- SHORT EXERCISE:
Provide the data again in its entirety, exactly as given.

## start

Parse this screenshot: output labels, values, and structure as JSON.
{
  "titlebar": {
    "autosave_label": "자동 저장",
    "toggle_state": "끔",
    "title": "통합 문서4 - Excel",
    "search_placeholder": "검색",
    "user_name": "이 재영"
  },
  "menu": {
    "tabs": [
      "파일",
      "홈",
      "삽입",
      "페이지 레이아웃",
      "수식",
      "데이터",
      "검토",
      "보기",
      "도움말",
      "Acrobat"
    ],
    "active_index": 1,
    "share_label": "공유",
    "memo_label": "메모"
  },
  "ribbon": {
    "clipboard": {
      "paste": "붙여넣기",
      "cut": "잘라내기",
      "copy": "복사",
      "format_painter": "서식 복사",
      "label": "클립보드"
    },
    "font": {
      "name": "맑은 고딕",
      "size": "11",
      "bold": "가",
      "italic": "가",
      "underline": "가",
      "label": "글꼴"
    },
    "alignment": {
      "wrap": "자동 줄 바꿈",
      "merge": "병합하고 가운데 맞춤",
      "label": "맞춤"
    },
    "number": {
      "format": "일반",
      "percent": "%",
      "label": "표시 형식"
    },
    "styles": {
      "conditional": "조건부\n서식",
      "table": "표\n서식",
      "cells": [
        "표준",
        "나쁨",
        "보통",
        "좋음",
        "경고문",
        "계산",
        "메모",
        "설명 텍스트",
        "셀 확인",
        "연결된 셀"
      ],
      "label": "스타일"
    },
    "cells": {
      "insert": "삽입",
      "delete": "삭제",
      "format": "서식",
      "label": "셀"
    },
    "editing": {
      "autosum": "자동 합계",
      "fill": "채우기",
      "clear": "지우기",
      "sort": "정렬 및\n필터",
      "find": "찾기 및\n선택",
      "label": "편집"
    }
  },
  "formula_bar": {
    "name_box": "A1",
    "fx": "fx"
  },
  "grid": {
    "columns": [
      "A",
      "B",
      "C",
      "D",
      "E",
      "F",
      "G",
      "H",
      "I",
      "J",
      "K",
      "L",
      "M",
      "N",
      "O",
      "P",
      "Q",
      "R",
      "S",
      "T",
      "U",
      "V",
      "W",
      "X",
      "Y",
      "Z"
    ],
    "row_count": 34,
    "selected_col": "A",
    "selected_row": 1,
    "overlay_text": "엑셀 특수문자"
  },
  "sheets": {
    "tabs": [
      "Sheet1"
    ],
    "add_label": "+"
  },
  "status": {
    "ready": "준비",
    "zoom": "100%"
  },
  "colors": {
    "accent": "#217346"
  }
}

## end

- RESPONSE:
Parse this screenshot: output labels, values, and structure as JSON.
{
  "titlebar": {
    "autosave_label": "자동 저장",
    "toggle_state": "끔",
    "title": "통합 문서4 - Excel",
    "search_placeholder": "검색",
    "user_name": "이 재영"
  },
  "menu": {
    "tabs": [
      "파일",
      "홈",
      "삽입",
      "페이지 레이아웃",
      "수식",
      "데이터",
      "검토",
      "보기",
      "도움말",
      "Acrobat"
    ],
    "active_index": 1,
    "share_label": "공유",
    "memo_label": "메모"
  },
  "ribbon": {
    "clipboard": {
      "paste": "붙여넣기",
      "cut": "잘라내기",
      "copy": "복사",
      "format_painter": "서식 복사",
      "label": "클립보드"
    },
    "font": {
      "name": "맑은 고딕",
      "size": "11",
      "bold": "가",
      "italic": "가",
      "underline": "가",
      "label": "글꼴"
    },
    "alignment": {
      "wrap": "자동 줄 바꿈",
      "merge": "병합하고 가운데 맞춤",
      "label": "맞춤"
    },
    "number": {
      "format": "일반",
      "percent": "%",
      "label": "표시 형식"
    },
    "styles": {
      "conditional": "조건부\n서식",
      "table": "표\n서식",
      "cells": [
        "표준",
        "나쁨",
        "보통",
        "좋음",
        "경고문",
        "계산",
        "메모",
        "설명 텍스트",
        "셀 확인",
        "연결된 셀"
      ],
      "label": "스타일"
    },
    "cells": {
      "insert": "삽입",
      "delete": "삭제",
      "format": "서식",
      "label": "셀"
    },
    "editing": {
      "autosum": "자동 합계",
      "fill": "채우기",
      "clear": "지우기",
      "sort": "정렬 및\n필터",
      "find": "찾기 및\n선택",
      "label": "편집"
    }
  },
  "formula_bar": {
    "name_box": "A1",
    "fx": "fx"
  },
  "grid": {
    "columns": [
      "A",
      "B",
      "C",
      "D",
      "E",
      "F",
      "G",
      "H",
      "I",
      "J",
      "K",
      "L",
      "M",
      "N",
      "O",
      "P",
      "Q",
      "R",
      "S",
      "T",
      "U",
      "V",
      "W",
      "X",
      "Y",
      "Z"
    ],
    "row_count": 34,
    "selected_col": "A",
    "selected_row": 1,
    "overlay_text": "엑셀 특수문자"
  },
  "sheets": {
    "tabs": [
      "Sheet1"
    ],
    "add_label": "+"
  },
  "status": {
    "ready": "준비",
    "zoom": "100%"
  },
  "colors": {
    "accent": "#217346"
  }
}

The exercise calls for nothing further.